**WHAT THIS TASK INVOLVES**
Every record that follows should be printed verbatim.

▶

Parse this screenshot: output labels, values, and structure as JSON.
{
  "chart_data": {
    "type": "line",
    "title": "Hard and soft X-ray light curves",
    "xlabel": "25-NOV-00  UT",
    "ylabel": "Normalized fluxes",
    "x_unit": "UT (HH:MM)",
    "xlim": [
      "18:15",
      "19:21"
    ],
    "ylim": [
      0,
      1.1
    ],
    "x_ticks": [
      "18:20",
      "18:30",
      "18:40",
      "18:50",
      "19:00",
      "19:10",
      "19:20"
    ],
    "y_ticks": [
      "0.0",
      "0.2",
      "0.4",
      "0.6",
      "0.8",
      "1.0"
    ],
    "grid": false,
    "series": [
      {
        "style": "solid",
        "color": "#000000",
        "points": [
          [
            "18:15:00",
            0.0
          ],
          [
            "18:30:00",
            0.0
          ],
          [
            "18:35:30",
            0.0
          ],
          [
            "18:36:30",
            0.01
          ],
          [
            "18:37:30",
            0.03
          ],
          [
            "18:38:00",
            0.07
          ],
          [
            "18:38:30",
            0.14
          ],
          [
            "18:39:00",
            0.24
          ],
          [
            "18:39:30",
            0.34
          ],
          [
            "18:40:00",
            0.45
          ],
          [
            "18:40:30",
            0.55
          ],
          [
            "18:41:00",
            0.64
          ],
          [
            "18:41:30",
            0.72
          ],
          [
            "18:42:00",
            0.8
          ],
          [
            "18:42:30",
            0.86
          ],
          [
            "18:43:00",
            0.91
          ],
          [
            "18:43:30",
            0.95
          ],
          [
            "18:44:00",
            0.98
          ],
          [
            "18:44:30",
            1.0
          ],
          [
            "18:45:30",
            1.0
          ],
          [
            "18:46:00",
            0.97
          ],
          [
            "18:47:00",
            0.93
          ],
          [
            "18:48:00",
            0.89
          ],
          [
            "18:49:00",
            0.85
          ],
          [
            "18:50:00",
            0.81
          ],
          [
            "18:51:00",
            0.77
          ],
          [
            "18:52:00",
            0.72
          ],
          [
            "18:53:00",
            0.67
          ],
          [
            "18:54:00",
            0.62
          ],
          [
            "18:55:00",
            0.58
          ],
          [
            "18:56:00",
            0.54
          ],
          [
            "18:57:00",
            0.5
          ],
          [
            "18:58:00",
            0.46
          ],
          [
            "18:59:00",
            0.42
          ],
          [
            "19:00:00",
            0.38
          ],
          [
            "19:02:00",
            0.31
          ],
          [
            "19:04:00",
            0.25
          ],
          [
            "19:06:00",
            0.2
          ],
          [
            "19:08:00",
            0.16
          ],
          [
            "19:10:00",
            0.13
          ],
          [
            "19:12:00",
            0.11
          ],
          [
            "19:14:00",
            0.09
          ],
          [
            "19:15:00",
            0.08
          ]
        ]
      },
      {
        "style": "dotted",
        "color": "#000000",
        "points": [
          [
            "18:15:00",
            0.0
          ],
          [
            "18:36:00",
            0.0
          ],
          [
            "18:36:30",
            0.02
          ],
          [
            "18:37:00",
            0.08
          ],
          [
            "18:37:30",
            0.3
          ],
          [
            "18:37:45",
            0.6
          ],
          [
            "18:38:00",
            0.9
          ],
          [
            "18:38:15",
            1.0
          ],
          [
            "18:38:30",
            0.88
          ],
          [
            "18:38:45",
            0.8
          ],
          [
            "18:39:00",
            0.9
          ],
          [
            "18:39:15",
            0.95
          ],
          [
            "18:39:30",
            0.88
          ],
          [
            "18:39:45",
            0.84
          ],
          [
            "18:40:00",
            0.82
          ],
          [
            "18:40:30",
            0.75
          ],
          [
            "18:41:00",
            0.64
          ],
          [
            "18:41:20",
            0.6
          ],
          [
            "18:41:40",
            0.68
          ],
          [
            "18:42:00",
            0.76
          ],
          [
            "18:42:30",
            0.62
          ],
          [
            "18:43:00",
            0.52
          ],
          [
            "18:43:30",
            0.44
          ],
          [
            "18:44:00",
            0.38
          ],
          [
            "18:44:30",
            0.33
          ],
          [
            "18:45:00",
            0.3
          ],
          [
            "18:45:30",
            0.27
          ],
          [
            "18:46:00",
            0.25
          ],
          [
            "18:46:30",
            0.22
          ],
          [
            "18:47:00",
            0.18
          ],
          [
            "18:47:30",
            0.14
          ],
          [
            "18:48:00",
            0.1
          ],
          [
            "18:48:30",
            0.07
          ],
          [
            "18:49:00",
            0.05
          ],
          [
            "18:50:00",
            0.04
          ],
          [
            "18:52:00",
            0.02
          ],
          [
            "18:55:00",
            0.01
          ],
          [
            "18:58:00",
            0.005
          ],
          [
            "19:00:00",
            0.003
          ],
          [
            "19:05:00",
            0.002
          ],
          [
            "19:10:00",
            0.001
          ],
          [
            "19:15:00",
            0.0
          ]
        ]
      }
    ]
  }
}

◀

**TASK SOLUTION**
Parse this screenshot: output labels, values, and structure as JSON.
{
  "chart_data": {
    "type": "line",
    "title": "Hard and soft X-ray light curves",
    "xlabel": "25-NOV-00  UT",
    "ylabel": "Normalized fluxes",
    "x_unit": "UT (HH:MM)",
    "xlim": [
      "18:15",
      "19:21"
    ],
    "ylim": [
      0,
      1.1
    ],
    "x_ticks": [
      "18:20",
      "18:30",
      "18:40",
      "18:50",
      "19:00",
      "19:10",
      "19:20"
    ],
    "y_ticks": [
      "0.0",
      "0.2",
      "0.4",
      "0.6",
      "0.8",
      "1.0"
    ],
    "grid": false,
    "series": [
      {
        "style": "solid",
        "color": "#000000",
        "points": [
          [
            "18:15:00",
            0.0
          ],
          [
            "18:30:00",
            0.0
          ],
          [
            "18:35:30",
            0.0
          ],
          [
            "18:36:30",
            0.01
          ],
          [
            "18:37:30",
            0.03
          ],
          [
            "18:38:00",
            0.07
          ],
          [
            "18:38:30",
            0.14
          ],
          [
            "18:39:00",
            0.24
          ],
          [
            "18:39:30",
            0.34
          ],
          [
            "18:40:00",
            0.45
          ],
          [
            "18:40:30",
            0.55
          ],
          [
            "18:41:00",
            0.64
          ],
          [
            "18:41:30",
            0.72
          ],
          [
            "18:42:00",
            0.8
          ],
          [
            "18:42:30",
            0.86
          ],
          [
            "18:43:00",
            0.91
          ],
          [
            "18:43:30",
            0.95
          ],
          [
            "18:44:00",
            0.98
          ],
          [
            "18:44:30",
            1.0
          ],
          [
            "18:45:30",
            1.0
          ],
          [
            "18:46:00",
            0.97
          ],
          [
            "18:47:00",
            0.93
          ],
          [
            "18:48:00",
            0.89
          ],
          [
            "18:49:00",
            0.85
          ],
          [
            "18:50:00",
            0.81
          ],
          [
            "18:51:00",
            0.77
          ],
          [
            "18:52:00",
            0.72
          ],
          [
            "18:53:00",
            0.67
          ],
          [
            "18:54:00",
            0.62
          ],
          [
            "18:55:00",
            0.58
          ],
          [
            "18:56:00",
            0.54
          ],
          [
            "18:57:00",
            0.5
          ],
          [
            "18:58:00",
            0.46
          ],
          [
            "18:59:00",
            0.42
          ],
          [
            "19:00:00",
            0.38
          ],
          [
            "19:02:00",
            0.31
          ],
          [
            "19:04:00",
            0.25
          ],
          [
            "19:06:00",
            0.2
          ],
          [
            "19:08:00",
            0.16
          ],
          [
            "19:10:00",
            0.13
          ],
          [
            "19:12:00",
            0.11
          ],
          [
            "19:14:00",
            0.09
          ],
          [
            "19:15:00",
            0.08
          ]
        ]
      },
      {
        "style": "dotted",
        "color": "#000000",
        "points": [
          [
            "18:15:00",
            0.0
          ],
          [
            "18:36:00",
            0.0
          ],
          [
            "18:36:30",
            0.02
          ],
          [
            "18:37:00",
            0.08
          ],
          [
            "18:37:30",
            0.3
          ],
          [
            "18:37:45",
            0.6
          ],
          [
            "18:38:00",
            0.9
          ],
          [
            "18:38:15",
            1.0
          ],
          [
            "18:38:30",
            0.88
          ],
          [
            "18:38:45",
            0.8
          ],
          [
            "18:39:00",
            0.9
          ],
          [
            "18:39:15",
            0.95
          ],
          [
            "18:39:30",
            0.88
          ],
          [
            "18:39:45",
            0.84
          ],
          [
            "18:40:00",
            0.82
          ],
          [
            "18:40:30",
            0.75
          ],
          [
            "18:41:00",
            0.64
          ],
          [
            "18:41:20",
            0.6
          ],
          [
            "18:41:40",
            0.68
          ],
          [
            "18:42:00",
            0.76
          ],
          [
            "18:42:30",
            0.62
          ],
          [
            "18:43:00",
            0.52
          ],
          [
            "18:43:30",
            0.44
          ],
          [
            "18:44:00",
            0.38
          ],
          [
            "18:44:30",
            0.33
          ],
          [
            "18:45:00",
            0.3
          ],
          [
            "18:45:30",
            0.27
          ],
          [
            "18:46:00",
            0.25
          ],
          [
            "18:46:30",
            0.22
          ],
          [
            "18:47:00",
            0.18
          ],
          [
            "18:47:30",
            0.14
          ],
          [
            "18:48:00",
            0.1
          ],
          [
            "18:48:30",
            0.07
          ],
          [
            "18:49:00",
            0.05
          ],
          [
            "18:50:00",
            0.04
          ],
          [
            "18:52:00",
            0.02
          ],
          [
            "18:55:00",
            0.01
          ],
          [
            "18:58:00",
            0.005
          ],
          [
            "19:00:00",
            0.003
          ],
          [
            "19:05:00",
            0.002
          ],
          [
            "19:10:00",
            0.001
          ],
          [
            "19:15:00",
            0.0
          ]
        ]
      }
    ]
  }
}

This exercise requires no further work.